Exercise task: Print the whole listing exactly.
------
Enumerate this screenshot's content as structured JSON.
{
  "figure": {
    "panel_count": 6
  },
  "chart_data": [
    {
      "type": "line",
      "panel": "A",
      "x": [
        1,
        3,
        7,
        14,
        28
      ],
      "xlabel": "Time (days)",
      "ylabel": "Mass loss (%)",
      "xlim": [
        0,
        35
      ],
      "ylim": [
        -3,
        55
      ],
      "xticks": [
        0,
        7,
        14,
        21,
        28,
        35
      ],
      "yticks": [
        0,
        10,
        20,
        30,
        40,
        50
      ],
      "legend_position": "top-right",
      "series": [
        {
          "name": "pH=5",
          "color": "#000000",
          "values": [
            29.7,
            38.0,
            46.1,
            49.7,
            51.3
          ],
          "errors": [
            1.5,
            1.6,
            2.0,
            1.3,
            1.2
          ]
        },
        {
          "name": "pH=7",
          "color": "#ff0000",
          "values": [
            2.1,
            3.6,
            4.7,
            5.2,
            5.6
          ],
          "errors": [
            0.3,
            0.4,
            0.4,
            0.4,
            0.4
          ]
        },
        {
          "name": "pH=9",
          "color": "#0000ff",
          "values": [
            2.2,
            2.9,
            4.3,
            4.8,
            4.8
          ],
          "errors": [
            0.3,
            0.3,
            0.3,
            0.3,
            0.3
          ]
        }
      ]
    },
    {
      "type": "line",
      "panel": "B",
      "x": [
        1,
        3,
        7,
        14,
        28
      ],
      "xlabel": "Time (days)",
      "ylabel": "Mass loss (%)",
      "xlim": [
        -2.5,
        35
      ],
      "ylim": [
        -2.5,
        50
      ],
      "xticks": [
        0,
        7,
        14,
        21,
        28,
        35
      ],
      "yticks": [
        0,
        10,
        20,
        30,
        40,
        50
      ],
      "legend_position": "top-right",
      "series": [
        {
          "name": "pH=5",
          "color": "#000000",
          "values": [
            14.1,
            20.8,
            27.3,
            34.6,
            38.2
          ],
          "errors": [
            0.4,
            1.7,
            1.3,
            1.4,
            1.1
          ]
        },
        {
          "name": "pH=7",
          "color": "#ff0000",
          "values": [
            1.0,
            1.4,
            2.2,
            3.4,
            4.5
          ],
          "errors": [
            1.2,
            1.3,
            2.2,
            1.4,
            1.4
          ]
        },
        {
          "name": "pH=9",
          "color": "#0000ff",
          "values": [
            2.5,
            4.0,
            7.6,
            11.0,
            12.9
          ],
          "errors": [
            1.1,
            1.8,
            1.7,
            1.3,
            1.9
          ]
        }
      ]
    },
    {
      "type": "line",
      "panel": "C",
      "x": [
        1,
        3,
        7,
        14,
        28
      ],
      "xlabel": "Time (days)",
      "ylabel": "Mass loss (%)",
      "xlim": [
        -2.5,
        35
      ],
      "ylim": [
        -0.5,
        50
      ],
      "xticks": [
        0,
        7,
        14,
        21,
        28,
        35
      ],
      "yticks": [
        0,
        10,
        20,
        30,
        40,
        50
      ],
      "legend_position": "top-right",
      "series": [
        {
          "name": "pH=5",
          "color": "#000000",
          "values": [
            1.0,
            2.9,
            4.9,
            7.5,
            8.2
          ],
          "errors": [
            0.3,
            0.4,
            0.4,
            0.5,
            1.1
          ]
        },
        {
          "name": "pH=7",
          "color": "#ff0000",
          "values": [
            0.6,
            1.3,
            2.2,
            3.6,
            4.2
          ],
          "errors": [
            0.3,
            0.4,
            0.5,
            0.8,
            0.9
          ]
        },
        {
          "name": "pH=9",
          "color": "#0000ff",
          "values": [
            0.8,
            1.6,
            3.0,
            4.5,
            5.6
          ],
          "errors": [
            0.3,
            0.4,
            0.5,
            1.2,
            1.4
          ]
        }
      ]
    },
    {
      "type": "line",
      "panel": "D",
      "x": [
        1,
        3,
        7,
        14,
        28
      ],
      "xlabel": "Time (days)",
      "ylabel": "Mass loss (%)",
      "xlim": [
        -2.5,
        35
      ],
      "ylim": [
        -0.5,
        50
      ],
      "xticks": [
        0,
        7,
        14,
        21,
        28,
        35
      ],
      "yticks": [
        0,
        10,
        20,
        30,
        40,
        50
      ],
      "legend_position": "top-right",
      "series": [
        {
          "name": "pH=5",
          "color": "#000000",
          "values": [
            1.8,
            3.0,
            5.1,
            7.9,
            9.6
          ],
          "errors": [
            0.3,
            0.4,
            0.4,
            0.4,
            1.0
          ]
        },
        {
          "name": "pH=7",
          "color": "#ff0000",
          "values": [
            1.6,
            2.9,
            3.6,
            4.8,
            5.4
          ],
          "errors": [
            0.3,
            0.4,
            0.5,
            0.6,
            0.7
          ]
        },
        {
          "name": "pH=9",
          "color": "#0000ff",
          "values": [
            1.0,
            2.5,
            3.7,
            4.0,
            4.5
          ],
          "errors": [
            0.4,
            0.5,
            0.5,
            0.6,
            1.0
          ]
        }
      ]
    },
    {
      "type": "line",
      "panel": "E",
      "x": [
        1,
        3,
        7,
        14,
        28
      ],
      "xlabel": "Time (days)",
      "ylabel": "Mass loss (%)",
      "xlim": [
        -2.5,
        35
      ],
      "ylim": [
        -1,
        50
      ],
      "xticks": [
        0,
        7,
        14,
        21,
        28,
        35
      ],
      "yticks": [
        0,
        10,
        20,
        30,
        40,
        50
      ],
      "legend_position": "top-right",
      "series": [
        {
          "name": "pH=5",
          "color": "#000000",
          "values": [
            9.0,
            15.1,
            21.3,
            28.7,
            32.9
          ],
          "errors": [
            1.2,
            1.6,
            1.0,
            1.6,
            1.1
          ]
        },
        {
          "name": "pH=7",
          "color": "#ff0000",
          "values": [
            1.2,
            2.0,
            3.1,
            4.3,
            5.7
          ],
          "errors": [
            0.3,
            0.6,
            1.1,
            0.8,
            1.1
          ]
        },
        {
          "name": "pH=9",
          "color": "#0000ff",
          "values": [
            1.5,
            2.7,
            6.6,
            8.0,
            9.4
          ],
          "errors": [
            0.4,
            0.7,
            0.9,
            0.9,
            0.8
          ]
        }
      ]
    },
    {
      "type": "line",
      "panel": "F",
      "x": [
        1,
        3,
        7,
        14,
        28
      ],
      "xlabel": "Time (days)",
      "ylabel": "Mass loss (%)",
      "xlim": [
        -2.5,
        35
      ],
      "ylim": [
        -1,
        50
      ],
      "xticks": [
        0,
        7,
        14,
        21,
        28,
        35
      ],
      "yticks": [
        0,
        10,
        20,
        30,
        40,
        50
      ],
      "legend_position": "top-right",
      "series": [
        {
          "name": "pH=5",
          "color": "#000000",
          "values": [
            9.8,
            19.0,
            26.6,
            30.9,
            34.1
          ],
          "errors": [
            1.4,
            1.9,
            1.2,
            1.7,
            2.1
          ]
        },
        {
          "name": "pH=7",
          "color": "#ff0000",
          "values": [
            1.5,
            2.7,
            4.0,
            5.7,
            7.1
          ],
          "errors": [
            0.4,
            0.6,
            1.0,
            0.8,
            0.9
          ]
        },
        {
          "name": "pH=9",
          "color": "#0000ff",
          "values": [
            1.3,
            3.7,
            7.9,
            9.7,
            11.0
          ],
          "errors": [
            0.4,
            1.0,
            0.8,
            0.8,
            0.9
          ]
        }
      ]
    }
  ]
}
------
Full answer:
Enumerate this screenshot's content as structured JSON.
{
  "figure": {
    "panel_count": 6
  },
  "chart_data": [
    {
      "type": "line",
      "panel": "A",
      "x": [
        1,
        3,
        7,
        14,
        28
      ],
      "xlabel": "Time (days)",
      "ylabel": "Mass loss (%)",
      "xlim": [
        0,
        35
      ],
      "ylim": [
        -3,
        55
      ],
      "xticks": [
        0,
        7,
        14,
        21,
        28,
        35
      ],
      "yticks": [
        0,
        10,
        20,
        30,
        40,
        50
      ],
      "legend_position": "top-right",
      "series": [
        {
          "name": "pH=5",
          "color": "#000000",
          "values": [
            29.7,
            38.0,
            46.1,
            49.7,
            51.3
          ],
          "errors": [
            1.5,
            1.6,
            2.0,
            1.3,
            1.2
          ]
        },
        {
          "name": "pH=7",
          "color": "#ff0000",
          "values": [
            2.1,
            3.6,
            4.7,
            5.2,
            5.6
          ],
          "errors": [
            0.3,
            0.4,
            0.4,
            0.4,
            0.4
          ]
        },
        {
          "name": "pH=9",
          "color": "#0000ff",
          "values": [
            2.2,
            2.9,
            4.3,
            4.8,
            4.8
          ],
          "errors": [
            0.3,
            0.3,
            0.3,
            0.3,
            0.3
          ]
        }
      ]
    },
    {
      "type": "line",
      "panel": "B",
      "x": [
        1,
        3,
        7,
        14,
        28
      ],
      "xlabel": "Time (days)",
      "ylabel": "Mass loss (%)",
      "xlim": [
        -2.5,
        35
      ],
      "ylim": [
        -2.5,
        50
      ],
      "xticks": [
        0,
        7,
        14,
        21,
        28,
        35
      ],
      "yticks": [
        0,
        10,
        20,
        30,
        40,
        50
      ],
      "legend_position": "top-right",
      "series": [
        {
          "name": "pH=5",
          "color": "#000000",
          "values": [
            14.1,
            20.8,
            27.3,
            34.6,
            38.2
          ],
          "errors": [
            0.4,
            1.7,
            1.3,
            1.4,
            1.1
          ]
        },
        {
          "name": "pH=7",
          "color": "#ff0000",
          "values": [
            1.0,
            1.4,
            2.2,
            3.4,
            4.5
          ],
          "errors": [
            1.2,
            1.3,
            2.2,
            1.4,
            1.4
          ]
        },
        {
          "name": "pH=9",
          "color": "#0000ff",
          "values": [
            2.5,
            4.0,
            7.6,
            11.0,
            12.9
          ],
          "errors": [
            1.1,
            1.8,
            1.7,
            1.3,
            1.9
          ]
        }
      ]
    },
    {
      "type": "line",
      "panel": "C",
      "x": [
        1,
        3,
        7,
        14,
        28
      ],
      "xlabel": "Time (days)",
      "ylabel": "Mass loss (%)",
      "xlim": [
        -2.5,
        35
      ],
      "ylim": [
        -0.5,
        50
      ],
      "xticks": [
        0,
        7,
        14,
        21,
        28,
        35
      ],
      "yticks": [
        0,
        10,
        20,
        30,
        40,
        50
      ],
      "legend_position": "top-right",
      "series": [
        {
          "name": "pH=5",
          "color": "#000000",
          "values": [
            1.0,
            2.9,
            4.9,
            7.5,
            8.2
          ],
          "errors": [
            0.3,
            0.4,
            0.4,
            0.5,
            1.1
          ]
        },
        {
          "name": "pH=7",
          "color": "#ff0000",
          "values": [
            0.6,
            1.3,
            2.2,
            3.6,
            4.2
          ],
          "errors": [
            0.3,
            0.4,
            0.5,
            0.8,
            0.9
          ]
        },
        {
          "name": "pH=9",
          "color": "#0000ff",
          "values": [
            0.8,
            1.6,
            3.0,
            4.5,
            5.6
          ],
          "errors": [
            0.3,
            0.4,
            0.5,
            1.2,
            1.4
          ]
        }
      ]
    },
    {
      "type": "line",
      "panel": "D",
      "x": [
        1,
        3,
        7,
        14,
        28
      ],
      "xlabel": "Time (days)",
      "ylabel": "Mass loss (%)",
      "xlim": [
        -2.5,
        35
      ],
      "ylim": [
        -0.5,
        50
      ],
      "xticks": [
        0,
        7,
        14,
        21,
        28,
        35
      ],
      "yticks": [
        0,
        10,
        20,
        30,
        40,
        50
      ],
      "legend_position": "top-right",
      "series": [
        {
          "name": "pH=5",
          "color": "#000000",
          "values": [
            1.8,
            3.0,
            5.1,
            7.9,
            9.6
          ],
          "errors": [
            0.3,
            0.4,
            0.4,
            0.4,
            1.0
          ]
        },
        {
          "name": "pH=7",
          "color": "#ff0000",
          "values": [
            1.6,
            2.9,
            3.6,
            4.8,
            5.4
          ],
          "errors": [
            0.3,
            0.4,
            0.5,
            0.6,
            0.7
          ]
        },
        {
          "name": "pH=9",
          "color": "#0000ff",
          "values": [
            1.0,
            2.5,
            3.7,
            4.0,
            4.5
          ],
          "errors": [
            0.4,
            0.5,
            0.5,
            0.6,
            1.0
          ]
        }
      ]
    },
    {
      "type": "line",
      "panel": "E",
      "x": [
        1,
        3,
        7,
        14,
        28
      ],
      "xlabel": "Time (days)",
      "ylabel": "Mass loss (%)",
      "xlim": [
        -2.5,
        35
      ],
      "ylim": [
        -1,
        50
      ],
      "xticks": [
        0,
        7,
        14,
        21,
        28,
        35
      ],
      "yticks": [
        0,
        10,
        20,
        30,
        40,
        50
      ],
      "legend_position": "top-right",
      "series": [
        {
          "name": "pH=5",
          "color": "#000000",
          "values": [
            9.0,
            15.1,
            21.3,
            28.7,
            32.9
          ],
          "errors": [
            1.2,
            1.6,
            1.0,
            1.6,
            1.1
          ]
        },
        {
          "name": "pH=7",
          "color": "#ff0000",
          "values": [
            1.2,
            2.0,
            3.1,
            4.3,
            5.7
          ],
          "errors": [
            0.3,
            0.6,
            1.1,
            0.8,
            1.1
          ]
        },
        {
          "name": "pH=9",
          "color": "#0000ff",
          "values": [
            1.5,
            2.7,
            6.6,
            8.0,
            9.4
          ],
          "errors": [
            0.4,
            0.7,
            0.9,
            0.9,
            0.8
          ]
        }
      ]
    },
    {
      "type": "line",
      "panel": "F",
      "x": [
        1,
        3,
        7,
        14,
        28
      ],
      "xlabel": "Time (days)",
      "ylabel": "Mass loss (%)",
      "xlim": [
        -2.5,
        35
      ],
      "ylim": [
        -1,
        50
      ],
      "xticks": [
        0,
        7,
        14,
        21,
        28,
        35
      ],
      "yticks": [
        0,
        10,
        20,
        30,
        40,
        50
      ],
      "legend_position": "top-right",
      "series": [
        {
          "name": "pH=5",
          "color": "#000000",
          "values": [
            9.8,
            19.0,
            26.6,
            30.9,
            34.1
          ],
          "errors": [
            1.4,
            1.9,
            1.2,
            1.7,
            2.1
          ]
        },
        {
          "name": "pH=7",
          "color": "#ff0000",
          "values": [
            1.5,
            2.7,
            4.0,
            5.7,
            7.1
          ],
          "errors": [
            0.4,
            0.6,
            1.0,
            0.8,
            0.9
          ]
        },
        {
          "name": "pH=9",
          "color": "#0000ff",
          "values": [
            1.3,
            3.7,
            7.9,
            9.7,
            11.0
          ],
          "errors": [
            0.4,
            1.0,
            0.8,
            0.8,
            0.9
          ]
        }
      ]
    }
  ]
}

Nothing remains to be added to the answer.